• Raw records:
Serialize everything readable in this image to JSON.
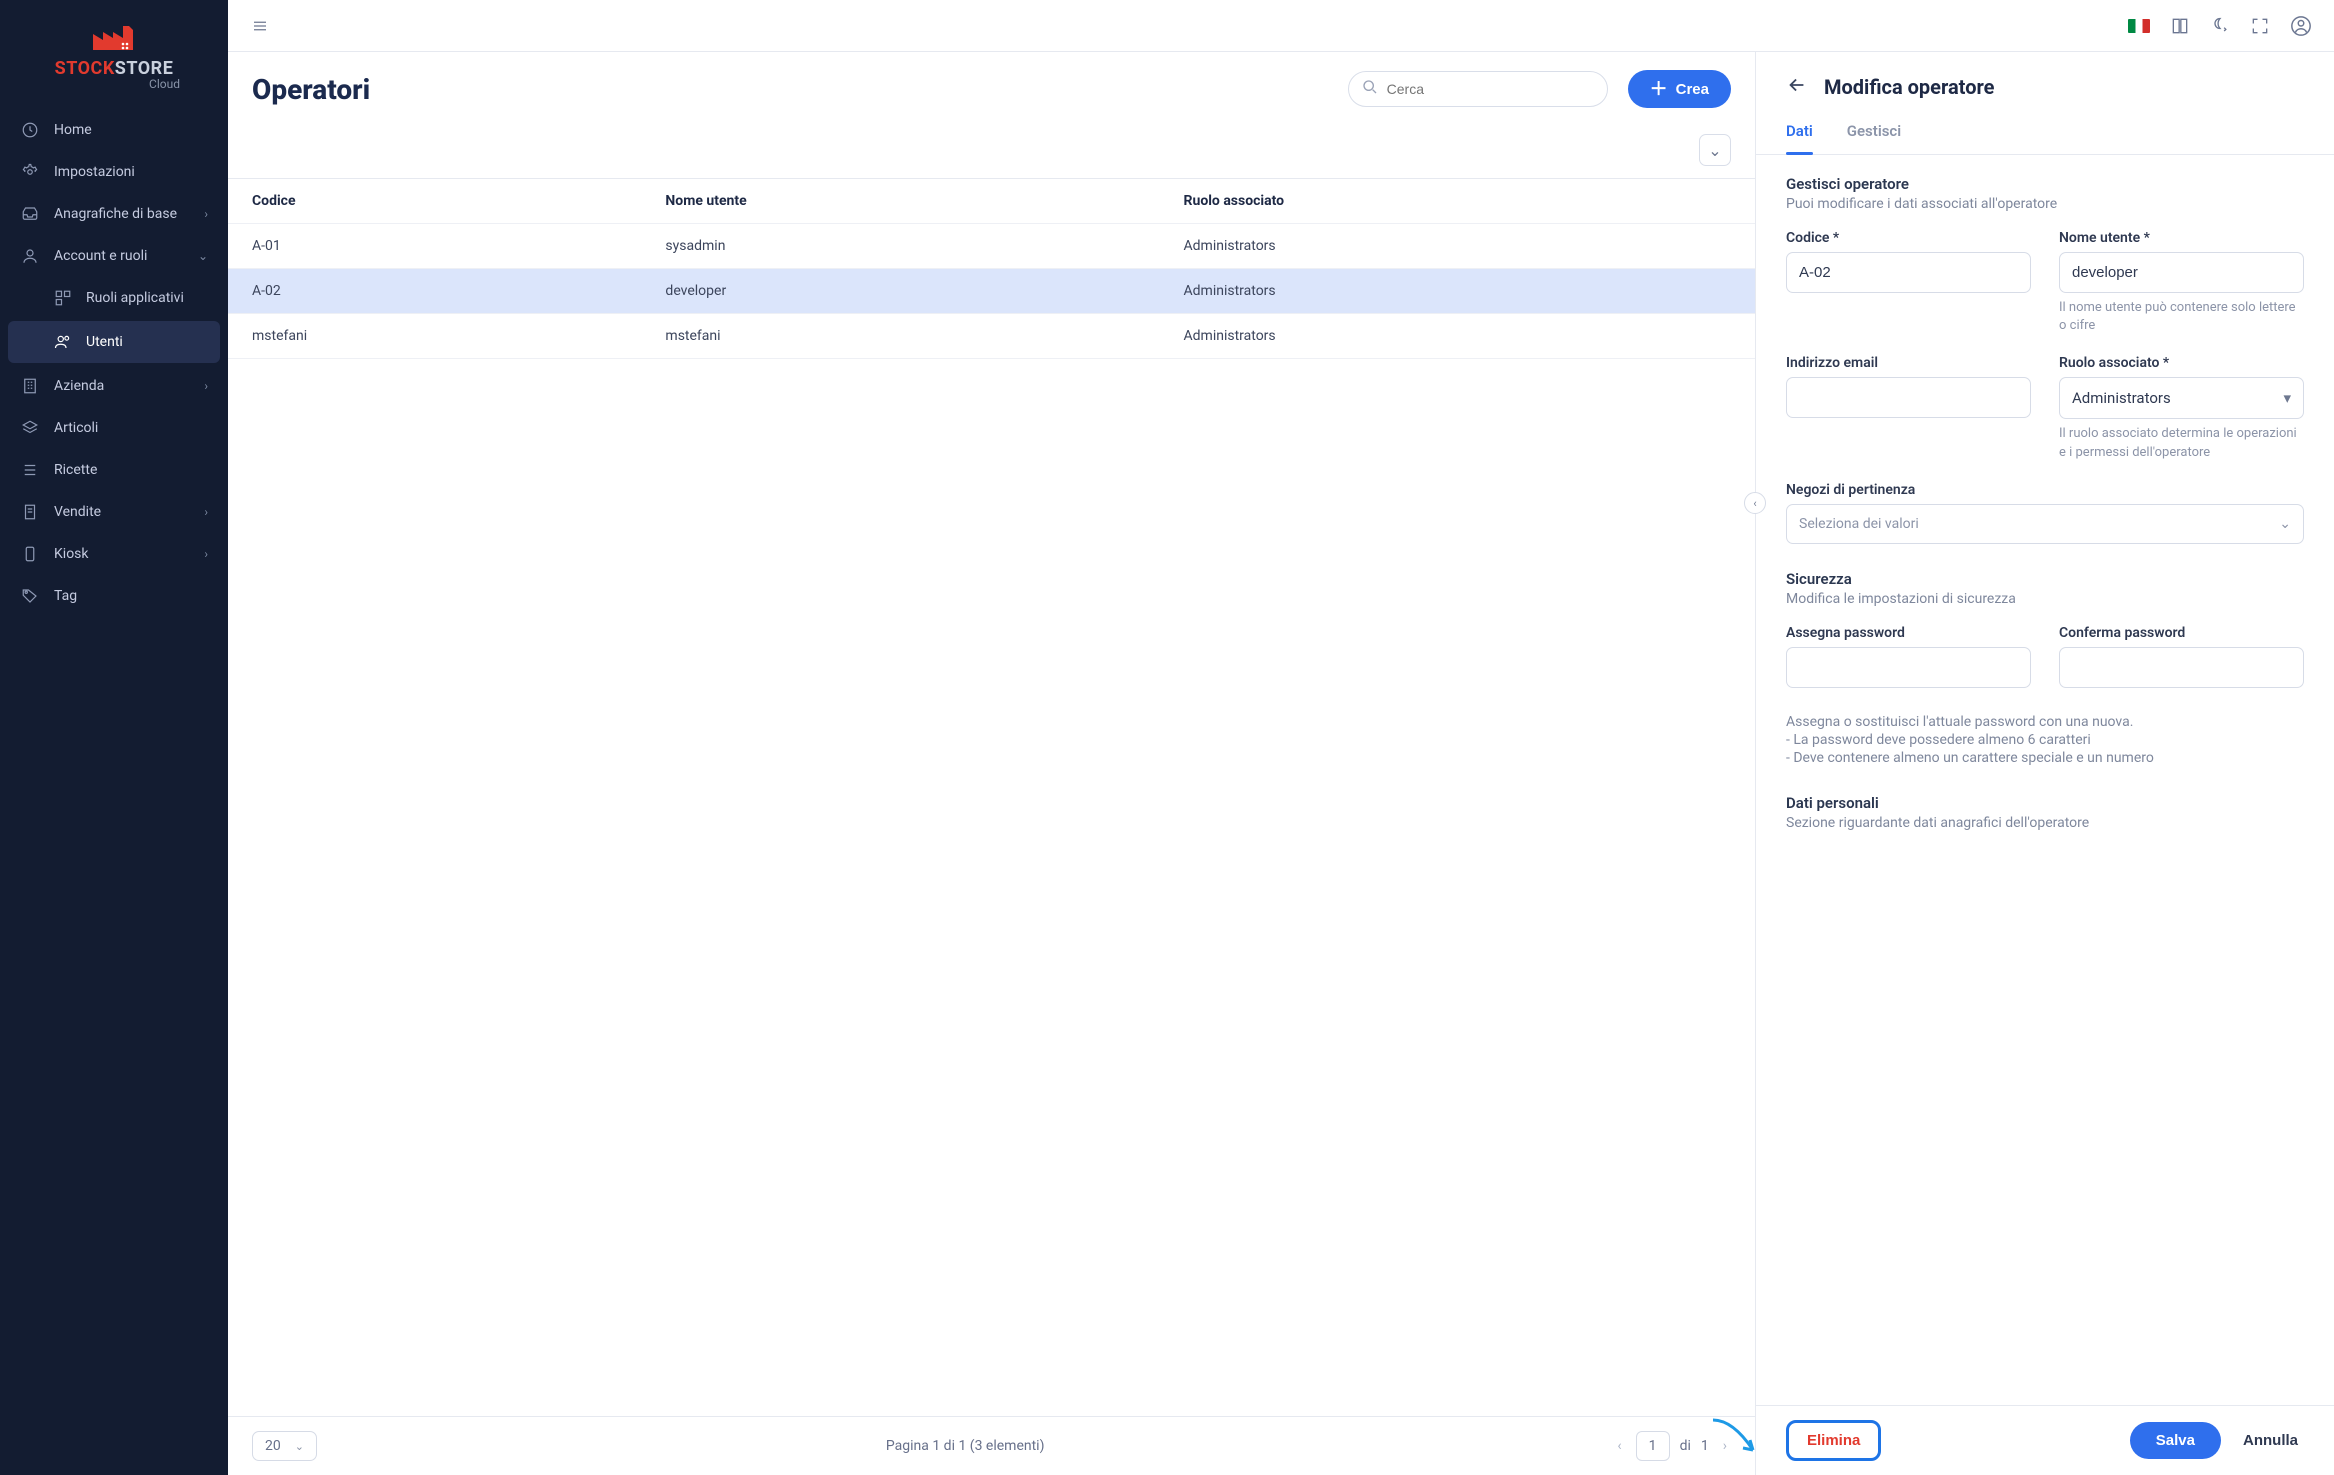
{
  "brand": {
    "name1": "STOCK",
    "name2": "STORE",
    "sub": "Cloud"
  },
  "sidebar": {
    "items": [
      {
        "label": "Home"
      },
      {
        "label": "Impostazioni"
      },
      {
        "label": "Anagrafiche di base"
      },
      {
        "label": "Account e ruoli"
      },
      {
        "label": "Azienda"
      },
      {
        "label": "Articoli"
      },
      {
        "label": "Ricette"
      },
      {
        "label": "Vendite"
      },
      {
        "label": "Kiosk"
      },
      {
        "label": "Tag"
      }
    ],
    "subs": [
      {
        "label": "Ruoli applicativi"
      },
      {
        "label": "Utenti"
      }
    ]
  },
  "list": {
    "title": "Operatori",
    "searchPlaceholder": "Cerca",
    "createLabel": "Crea",
    "columns": {
      "code": "Codice",
      "user": "Nome utente",
      "role": "Ruolo associato"
    },
    "rows": [
      {
        "code": "A-01",
        "user": "sysadmin",
        "role": "Administrators"
      },
      {
        "code": "A-02",
        "user": "developer",
        "role": "Administrators"
      },
      {
        "code": "mstefani",
        "user": "mstefani",
        "role": "Administrators"
      }
    ],
    "paginator": {
      "pageSize": "20",
      "summary": "Pagina 1 di 1 (3 elementi)",
      "current": "1",
      "ofLabel": "di",
      "total": "1"
    }
  },
  "detail": {
    "title": "Modifica operatore",
    "tabs": {
      "data": "Dati",
      "manage": "Gestisci"
    },
    "section1": {
      "lead": "Gestisci operatore",
      "sub": "Puoi modificare i dati associati all'operatore"
    },
    "fields": {
      "codeLabel": "Codice",
      "codeValue": "A-02",
      "userLabel": "Nome utente",
      "userValue": "developer",
      "userHint": "Il nome utente può contenere solo lettere o cifre",
      "emailLabel": "Indirizzo email",
      "emailValue": "",
      "roleLabel": "Ruolo associato",
      "roleValue": "Administrators",
      "roleHint": "Il ruolo associato determina le operazioni e i permessi dell'operatore",
      "storesLabel": "Negozi di pertinenza",
      "storesPlaceholder": "Seleziona dei valori"
    },
    "section2": {
      "lead": "Sicurezza",
      "sub": "Modifica le impostazioni di sicurezza"
    },
    "security": {
      "pw1Label": "Assegna password",
      "pw2Label": "Conferma password",
      "note1": "Assegna o sostituisci l'attuale password con una nuova.",
      "note2": "- La password deve possedere almeno 6 caratteri",
      "note3": "- Deve contenere almeno un carattere speciale e un numero"
    },
    "section3": {
      "lead": "Dati personali",
      "sub": "Sezione riguardante dati anagrafici dell'operatore"
    },
    "actions": {
      "delete": "Elimina",
      "save": "Salva",
      "cancel": "Annulla"
    }
  }
}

• Directions: Extract all lines from the data in which "Assegna" is found.

• Answer in full:
      "pw1Label": "Assegna password",
      "note1": "Assegna o sostituisci l'attuale password con una nuova.",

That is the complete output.